── DATA SHOWN ──

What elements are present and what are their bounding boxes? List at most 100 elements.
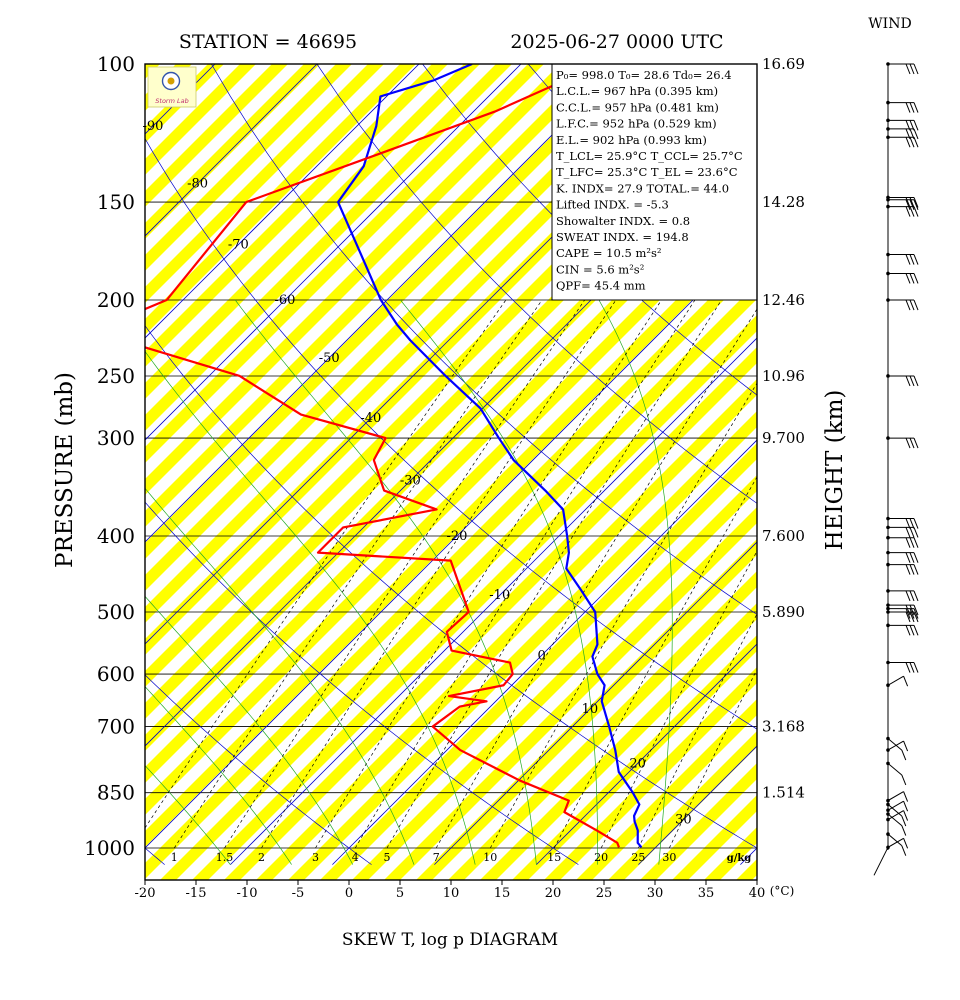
band [0,0,8,1000]
mixing-ratio-label: 20 [594,851,608,864]
wind-barb-feather [909,518,915,529]
wind-barb-feather [913,564,919,575]
stat-line: CIN = 5.6 m²s² [556,262,644,276]
moist-adiabat [598,299,673,865]
mixing-ratio-label: 7 [433,851,440,864]
wind-barb-feather [913,611,919,623]
dry-adiabat [316,64,757,504]
stat-line: E.L.= 902 hPa (0.993 km) [556,133,707,147]
isotherm-label: -20 [447,529,468,544]
datetime-label: 2025-06-27 0000 UTC [510,31,723,53]
height-tick-label: 16.69 [762,55,805,73]
isotherm-label: -10 [489,588,510,603]
pressure-tick-label: 100 [97,52,135,76]
wind-barb-feather [913,608,919,619]
band [608,731,757,880]
wind-barb [887,738,903,751]
mixing-ratio-line [386,299,722,849]
wind-barb-feather [905,590,911,602]
isotherm-line [145,64,726,645]
wind-barb-feather [905,197,911,208]
dry-adiabat [145,674,372,865]
dry-adiabat [950,64,960,865]
wind-barb-feather [905,518,911,529]
band [145,64,384,303]
station-label: STATION = 46695 [179,31,357,53]
sounding-profiles [145,64,643,849]
wind-barb-feather [903,676,909,687]
mixing-ratio-label: 1 [171,851,178,864]
mixing-ratio-line [261,299,617,849]
band [384,506,757,880]
height-tick-label: 7.600 [762,527,805,545]
isotherm-label: 20 [629,756,646,771]
isotherm-label: -60 [275,293,296,308]
mixing-ratio-line [669,668,757,849]
isotherm-line [740,847,757,865]
x-tick-label: -20 [135,886,156,901]
wind-barb-feather [903,801,909,812]
band [192,315,757,880]
wind-barb-feather [909,608,915,619]
dewpoint-line [145,64,620,848]
wind-barb-feather [905,552,911,563]
stat-line: C.C.L.= 957 hPa (0.481 km) [556,100,719,114]
mixing-ratio-line [354,299,696,849]
x-axis-label: SKEW T, log p DIAGRAM [342,930,558,950]
isotherm-label: -30 [400,474,421,489]
wind-barb-feather [905,604,911,616]
isotherm-label: 0 [537,648,545,663]
logo-text: Storm Lab [155,97,188,105]
stat-line: CAPE = 10.5 m²s² [556,246,661,260]
wind-barb-feather [901,825,907,836]
isotherm-line [434,541,757,865]
wind-barb [887,800,904,811]
band [145,64,608,527]
wind-barb-feather [905,527,911,538]
wind-barb-feather [905,537,911,548]
y2-axis-label: HEIGHT (km) [822,390,848,551]
height-tick-label: 1.514 [762,784,805,802]
wind-barb-feather [909,611,915,623]
wind-barb-feather [905,273,911,284]
wind-barb-feather [905,611,911,623]
wind-barb [887,804,903,817]
mixing-ratio-line [489,382,757,849]
logo: Storm Lab [147,66,197,108]
isotherm-label: 10 [582,702,599,717]
stats-lines: P₀= 998.0 T₀= 28.6 Td₀= 26.4 L.C.L.= 967 … [556,68,743,293]
mixing-ratio-label: 15 [547,851,561,864]
wind-barb-feather [913,120,919,131]
wind-barb [887,675,904,686]
moist-adiabat [145,686,292,865]
wind-barb-feather [909,662,915,673]
band [744,0,960,1000]
wind-barb-feather [909,590,915,602]
dry-adiabat [145,325,757,849]
wind-barb-feather [903,740,909,752]
wind-title: WIND [868,16,911,32]
wind-barb-feather [905,625,911,636]
wind-barb-feather [913,102,919,113]
wind-barb-feather [909,604,915,616]
wind-barb-feather [909,537,915,548]
wind-barb [887,740,904,751]
band [145,64,512,431]
moist-adiabat [145,595,354,865]
isotherm-line [145,64,624,543]
band [480,603,757,880]
isotherm-line [536,643,757,865]
wind-barb-feather [901,774,907,786]
wind-barb-feather [913,552,919,563]
wind-surface-line [873,847,889,876]
isotherm-label: -80 [187,176,208,191]
mixing-ratio-unit: g/kg [727,853,752,864]
band [0,0,40,1000]
x-unit: (°C) [770,884,795,898]
band [145,64,256,175]
pressure-tick-label: 400 [97,524,135,548]
wind-barb-feather [901,815,907,827]
mixing-ratio-line [553,476,757,849]
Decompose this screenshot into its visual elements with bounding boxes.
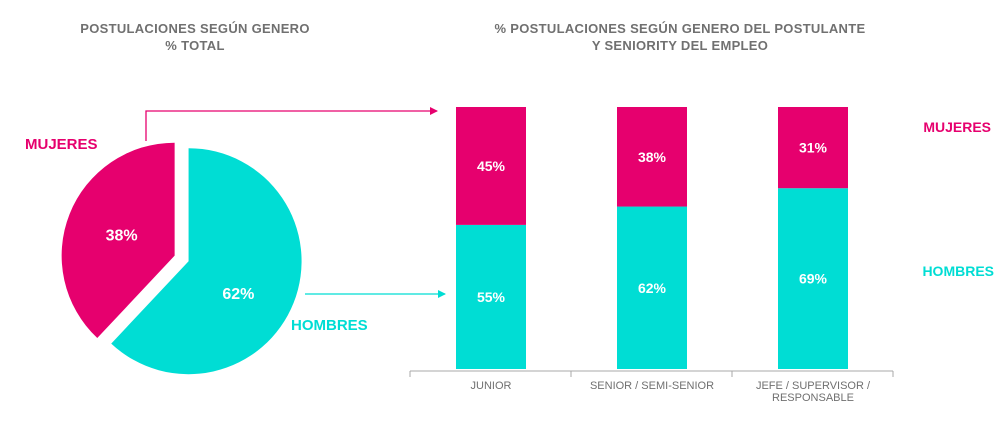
legend-label-hombres: HOMBRES xyxy=(922,263,994,279)
pie-label-mujeres: MUJERES xyxy=(25,136,98,153)
connector-arrows xyxy=(145,107,446,298)
bar-value-label-mujeres-2: 31% xyxy=(799,140,828,156)
pie-chart-title: POSTULACIONES SEGÚN GENERO % TOTAL xyxy=(60,20,330,54)
pie-chart: 38% 62% MUJERES HOMBRES xyxy=(25,136,368,375)
bar-title-line-2: Y SENIORITY DEL EMPLEO xyxy=(591,38,769,53)
bar-chart-title: % POSTULACIONES SEGÚN GENERO DEL POSTULA… xyxy=(450,20,910,54)
bar-mujeres-1 xyxy=(617,107,687,207)
stacked-bar-chart: 55% 45% JUNIOR 62% 38% SENIOR / SEMI-SENIOR 69… xyxy=(409,107,894,404)
bar-value-label-mujeres-1: 38% xyxy=(638,149,667,165)
category-label-2-0: JEFE / SUPERVISOR / xyxy=(756,380,871,392)
bar-hombres-0 xyxy=(456,224,526,369)
bar-value-label-mujeres-0: 45% xyxy=(477,158,506,174)
bar-value-label-hombres-2: 69% xyxy=(799,271,828,287)
bar-mujeres-0 xyxy=(456,107,526,225)
pie-label-hombres: HOMBRES xyxy=(291,317,368,334)
bar-legend: MUJERES HOMBRES xyxy=(922,119,994,279)
bar-value-label-hombres-0: 55% xyxy=(477,289,506,305)
pie-value-label-hombres: 62% xyxy=(222,286,254,303)
bar-title-line-1: % POSTULACIONES SEGÚN GENERO DEL POSTULA… xyxy=(494,21,866,36)
category-label-1-0: SENIOR / SEMI-SENIOR xyxy=(590,380,714,392)
pie-value-label-mujeres: 38% xyxy=(106,228,138,245)
bar-mujeres-2 xyxy=(778,107,848,189)
pie-slice-hombres xyxy=(111,148,302,375)
category-label-2-1: RESPONSABLE xyxy=(772,392,854,404)
legend-label-mujeres: MUJERES xyxy=(923,119,991,135)
pie-title-line-2: % TOTAL xyxy=(165,38,225,53)
bar-hombres-1 xyxy=(617,206,687,369)
arrow-mujeres xyxy=(145,107,438,141)
category-label-0-0: JUNIOR xyxy=(471,380,512,392)
bar-value-label-hombres-1: 62% xyxy=(638,280,667,296)
bar-hombres-2 xyxy=(778,188,848,369)
pie-slice-mujeres xyxy=(61,142,175,339)
pie-title-line-1: POSTULACIONES SEGÚN GENERO xyxy=(80,21,310,36)
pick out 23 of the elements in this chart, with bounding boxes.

───

◆ **DO THIS**: Copy all the material, putting "temperature-label" in place of "isotherm-label" wherever it occurs and changing nothing else. Leave the pictures out.

◆ **WORKED SOLUTION**:
What elements are present and what are their bounding boxes? List at most 100 elements.
band [0,0,8,1000]
mixing-ratio-label: 20 [594,851,608,864]
wind-barb-feather [909,518,915,529]
wind-barb-feather [913,564,919,575]
stat-line: CIN = 5.6 m²s² [556,262,644,276]
moist-adiabat [598,299,673,865]
mixing-ratio-label: 7 [433,851,440,864]
wind-barb-feather [913,611,919,623]
dry-adiabat [316,64,757,504]
stat-line: E.L.= 902 hPa (0.993 km) [556,133,707,147]
temperature-label: -20 [447,529,468,544]
datetime-label: 2025-06-27 0000 UTC [510,31,723,53]
height-tick-label: 16.69 [762,55,805,73]
temperature-label: -10 [489,588,510,603]
pressure-tick-label: 100 [97,52,135,76]
wind-barb-feather [913,608,919,619]
band [608,731,757,880]
wind-barb [887,738,903,751]
mixing-ratio-line [386,299,722,849]
wind-barb-feather [905,590,911,602]
isotherm-line [145,64,726,645]
wind-barb-feather [905,197,911,208]
dry-adiabat [145,674,372,865]
dry-adiabat [950,64,960,865]
wind-barb-feather [905,518,911,529]
band [145,64,384,303]
station-label: STATION = 46695 [179,31,357,53]
sounding-profiles [145,64,643,849]
wind-barb-feather [903,676,909,687]
mixing-ratio-label: 1 [171,851,178,864]
mixing-ratio-line [261,299,617,849]
band [384,506,757,880]
height-tick-label: 7.600 [762,527,805,545]
temperature-label: 20 [629,756,646,771]
temperature-label: -60 [275,293,296,308]
mixing-ratio-line [669,668,757,849]
isotherm-line [740,847,757,865]
x-tick-label: -20 [135,886,156,901]
wind-barb-feather [903,801,909,812]
band [192,315,757,880]
wind-barb-feather [909,608,915,619]
dewpoint-line [145,64,620,848]
wind-barb-feather [905,552,911,563]
stat-line: C.C.L.= 957 hPa (0.481 km) [556,100,719,114]
mixing-ratio-line [354,299,696,849]
x-axis-label: SKEW T, log p DIAGRAM [342,930,558,950]
temperature-label: -30 [400,474,421,489]
wind-barb-feather [905,604,911,616]
temperature-label: 0 [537,648,545,663]
logo-text: Storm Lab [155,97,188,105]
stat-line: CAPE = 10.5 m²s² [556,246,661,260]
wind-barb-feather [901,825,907,836]
isotherm-line [434,541,757,865]
wind-barb [887,800,904,811]
band [145,64,608,527]
wind-barb-feather [905,527,911,538]
wind-barb-feather [905,537,911,548]
y2-axis-label: HEIGHT (km) [822,390,848,551]
height-tick-label: 1.514 [762,784,805,802]
wind-barb-feather [909,611,915,623]
wind-barb-feather [905,273,911,284]
wind-barb-feather [905,611,911,623]
wind-barb [887,804,903,817]
mixing-ratio-line [489,382,757,849]
logo: Storm Lab [147,66,197,108]
temperature-label: 10 [582,702,599,717]
stats-lines: P₀= 998.0 T₀= 28.6 Td₀= 26.4 L.C.L.= 967 … [556,68,743,293]
mixing-ratio-label: 15 [547,851,561,864]
wind-barb-feather [913,120,919,131]
wind-barb [887,675,904,686]
moist-adiabat [145,686,292,865]
wind-barb-feather [909,662,915,673]
band [744,0,960,1000]
wind-barb-feather [909,590,915,602]
dry-adiabat [145,325,757,849]
wind-barb-feather [903,740,909,752]
wind-title: WIND [868,16,911,32]
wind-barb-feather [905,625,911,636]
wind-barb-feather [913,102,919,113]
wind-barb-feather [909,604,915,616]
wind-barb-feather [909,537,915,548]
wind-barb [887,740,904,751]
band [145,64,512,431]
moist-adiabat [145,595,354,865]
isotherm-line [145,64,624,543]
band [480,603,757,880]
isotherm-line [536,643,757,865]
wind-barb-feather [901,774,907,786]
wind-barb-feather [913,552,919,563]
wind-surface-line [873,847,889,876]
temperature-label: -80 [187,176,208,191]
mixing-ratio-unit: g/kg [727,853,752,864]
band [0,0,40,1000]
x-unit: (°C) [770,884,795,898]
band [145,64,256,175]
pressure-tick-label: 400 [97,524,135,548]
wind-barb-feather [901,815,907,827]
mixing-ratio-line [553,476,757,849]
Decompose this screenshot into its visual elements with bounding boxes.
legend-label-hombres: HOMBRES xyxy=(922,263,994,279)
pie-label-mujeres: MUJERES xyxy=(25,136,98,153)
connector-arrows xyxy=(145,107,446,298)
bar-value-label-mujeres-2: 31% xyxy=(799,140,828,156)
pie-chart-title: POSTULACIONES SEGÚN GENERO % TOTAL xyxy=(60,20,330,54)
pie-chart: 38% 62% MUJERES HOMBRES xyxy=(25,136,368,375)
bar-title-line-2: Y SENIORITY DEL EMPLEO xyxy=(591,38,769,53)
bar-chart-title: % POSTULACIONES SEGÚN GENERO DEL POSTULA… xyxy=(450,20,910,54)
bar-mujeres-1 xyxy=(617,107,687,207)
stacked-bar-chart: 55% 45% JUNIOR 62% 38% SENIOR / SEMI-SENIOR 69… xyxy=(409,107,894,404)
bar-value-label-mujeres-1: 38% xyxy=(638,149,667,165)
category-label-2-0: JEFE / SUPERVISOR / xyxy=(756,380,871,392)
bar-hombres-0 xyxy=(456,224,526,369)
bar-value-label-mujeres-0: 45% xyxy=(477,158,506,174)
bar-value-label-hombres-2: 69% xyxy=(799,271,828,287)
bar-mujeres-0 xyxy=(456,107,526,225)
pie-label-hombres: HOMBRES xyxy=(291,317,368,334)
bar-legend: MUJERES HOMBRES xyxy=(922,119,994,279)
bar-value-label-hombres-0: 55% xyxy=(477,289,506,305)
pie-value-label-hombres: 62% xyxy=(222,286,254,303)
bar-title-line-1: % POSTULACIONES SEGÚN GENERO DEL POSTULA… xyxy=(494,21,866,36)
category-label-1-0: SENIOR / SEMI-SENIOR xyxy=(590,380,714,392)
pie-value-label-mujeres: 38% xyxy=(106,228,138,245)
bar-mujeres-2 xyxy=(778,107,848,189)
pie-slice-hombres xyxy=(111,148,302,375)
category-label-2-1: RESPONSABLE xyxy=(772,392,854,404)
legend-label-mujeres: MUJERES xyxy=(923,119,991,135)
pie-title-line-2: % TOTAL xyxy=(165,38,225,53)
bar-hombres-1 xyxy=(617,206,687,369)
arrow-mujeres xyxy=(145,107,438,141)
category-label-0-0: JUNIOR xyxy=(471,380,512,392)
bar-value-label-hombres-1: 62% xyxy=(638,280,667,296)
bar-hombres-2 xyxy=(778,188,848,369)
pie-slice-mujeres xyxy=(61,142,175,339)
pie-title-line-1: POSTULACIONES SEGÚN GENERO xyxy=(80,21,310,36)
pick out 23 of the elements in this chart, with bounding boxes.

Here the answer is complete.